** Begin SELECTION **

This is a list of kigo, which are words or phrases that are associated with a particular season in Japanese poetry. They provide an economy of expression that is especially valuable in the very short haiku, as well as the longer linked-verse forms renku and renga, to indicate the season referenced in the poem or stanza.

Japanese seasons
Until 1873, in the Japanese calendar, seasons traditionally followed the lunisolar calendar with the solstices and equinoxes at the middle of a season. The traditional and contemporary months are approximately one month apart from each other, with the traditional New Year falling between late January and early February. The traditional Japanese seasons are:

Spring: 4 February – 5 May
Summer: 6 May – 7 August
Autumn: 8 August – 6 November
Winter: 7 November – 3 February

For kigo, each season is then divided into early (初), mid- (仲), and late (晩) periods. For spring, these would be:

Early spring: 4 February – 5 March (February・First lunar month)
Mid-spring: 6 March – 4 April (March・Second lunar month)
Late spring: 5 April – 5 May (April・Third lunar month)

Saijiki and kiyose
Japanese haiku poets often use a saijiki, a book like a dictionary or almanac for kigo. An entry in a saijiki usually includes a description of the kigo itself, as well as a list of similar or related words, and a few examples of haiku that include that kigo. A kiyose is similar, but contains only lists of kigo. Modern saijiki and kiyose are divided into the four seasons and New Year, with some containing a further section for seasonless (muki) topics. Each section is divided into a standard set of categories, each containing the relevant kigo. The most common categories are:

 The season (時候 jikō)

** End SELECTION **
** Begin DATASET EXTRACT **

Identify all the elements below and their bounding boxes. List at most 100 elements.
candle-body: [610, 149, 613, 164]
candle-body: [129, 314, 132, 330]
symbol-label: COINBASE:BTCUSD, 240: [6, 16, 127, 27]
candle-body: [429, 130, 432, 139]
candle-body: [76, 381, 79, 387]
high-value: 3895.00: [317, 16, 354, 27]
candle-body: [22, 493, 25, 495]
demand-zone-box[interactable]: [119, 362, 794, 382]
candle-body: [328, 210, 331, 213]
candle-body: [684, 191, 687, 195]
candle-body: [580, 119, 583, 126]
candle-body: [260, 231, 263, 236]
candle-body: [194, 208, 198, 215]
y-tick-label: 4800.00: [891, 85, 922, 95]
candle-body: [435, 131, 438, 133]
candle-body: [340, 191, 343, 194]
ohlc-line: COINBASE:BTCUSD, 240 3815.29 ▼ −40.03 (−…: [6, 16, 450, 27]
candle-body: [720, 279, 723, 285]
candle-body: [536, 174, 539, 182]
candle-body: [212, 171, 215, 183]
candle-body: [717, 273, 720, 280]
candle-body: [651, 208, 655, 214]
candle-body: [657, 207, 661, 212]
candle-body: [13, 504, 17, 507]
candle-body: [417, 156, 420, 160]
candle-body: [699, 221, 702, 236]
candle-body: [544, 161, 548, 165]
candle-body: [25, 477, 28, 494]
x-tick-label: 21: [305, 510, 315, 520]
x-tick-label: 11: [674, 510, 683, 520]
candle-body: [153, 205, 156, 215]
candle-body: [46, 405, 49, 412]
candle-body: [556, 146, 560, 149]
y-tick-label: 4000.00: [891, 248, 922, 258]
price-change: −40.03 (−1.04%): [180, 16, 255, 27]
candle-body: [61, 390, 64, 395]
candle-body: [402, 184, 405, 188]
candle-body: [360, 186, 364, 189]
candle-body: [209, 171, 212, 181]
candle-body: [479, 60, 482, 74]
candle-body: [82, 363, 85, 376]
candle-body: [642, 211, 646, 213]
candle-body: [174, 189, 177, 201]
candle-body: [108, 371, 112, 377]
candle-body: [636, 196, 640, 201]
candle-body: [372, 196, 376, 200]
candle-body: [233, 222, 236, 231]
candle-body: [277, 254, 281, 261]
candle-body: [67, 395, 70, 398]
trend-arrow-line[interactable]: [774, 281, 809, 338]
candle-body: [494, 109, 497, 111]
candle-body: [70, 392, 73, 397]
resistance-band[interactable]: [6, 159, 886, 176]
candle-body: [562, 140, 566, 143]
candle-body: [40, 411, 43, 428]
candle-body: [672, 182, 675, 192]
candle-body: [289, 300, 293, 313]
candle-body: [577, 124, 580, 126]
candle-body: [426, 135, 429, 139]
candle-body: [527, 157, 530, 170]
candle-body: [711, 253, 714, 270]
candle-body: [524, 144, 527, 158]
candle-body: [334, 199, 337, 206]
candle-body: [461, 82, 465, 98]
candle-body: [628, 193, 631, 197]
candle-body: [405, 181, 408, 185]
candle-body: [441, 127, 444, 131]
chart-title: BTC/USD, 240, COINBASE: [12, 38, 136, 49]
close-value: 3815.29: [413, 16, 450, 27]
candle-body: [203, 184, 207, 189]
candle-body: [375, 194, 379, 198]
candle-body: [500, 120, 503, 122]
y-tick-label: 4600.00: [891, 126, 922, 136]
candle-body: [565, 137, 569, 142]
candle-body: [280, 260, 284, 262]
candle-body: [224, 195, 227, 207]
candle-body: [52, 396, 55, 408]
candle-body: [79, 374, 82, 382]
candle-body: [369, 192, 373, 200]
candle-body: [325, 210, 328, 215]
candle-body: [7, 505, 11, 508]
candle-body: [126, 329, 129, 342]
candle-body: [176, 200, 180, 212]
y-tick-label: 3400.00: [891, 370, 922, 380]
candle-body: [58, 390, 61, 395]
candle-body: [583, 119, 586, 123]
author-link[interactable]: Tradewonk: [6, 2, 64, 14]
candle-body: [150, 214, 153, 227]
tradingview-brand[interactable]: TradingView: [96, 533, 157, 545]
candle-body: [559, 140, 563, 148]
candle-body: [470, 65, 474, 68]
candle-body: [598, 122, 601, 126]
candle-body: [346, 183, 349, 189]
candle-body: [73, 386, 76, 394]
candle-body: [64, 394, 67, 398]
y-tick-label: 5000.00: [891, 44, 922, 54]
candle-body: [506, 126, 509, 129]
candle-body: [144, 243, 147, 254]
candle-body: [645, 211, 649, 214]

** End DATASET EXTRACT **

[WORK TO COMPLETE]
a – Please repeat the passage from the kigo text above, from "Early spring: 4" up to and including "(April・Third lunar month)".
b – Answer these questions using the kigo text above:
(i) Until what year did Japanese seasons traditionally follow the lunisolar calendar?
(ii) What dates does the traditional Japanese summer span?
(iii) What does a kiyose contain?

[THE ANSWERS]
a –
Early spring: 4 February – 5 March (February・First lunar month)
Mid-spring: 6 March – 4 April (March・Second lunar month)
Late spring: 5 April – 5 May (April・Third lunar month)

b –
(i) 1873
(ii) 6 May – 7 August
(iii) Only lists of kigo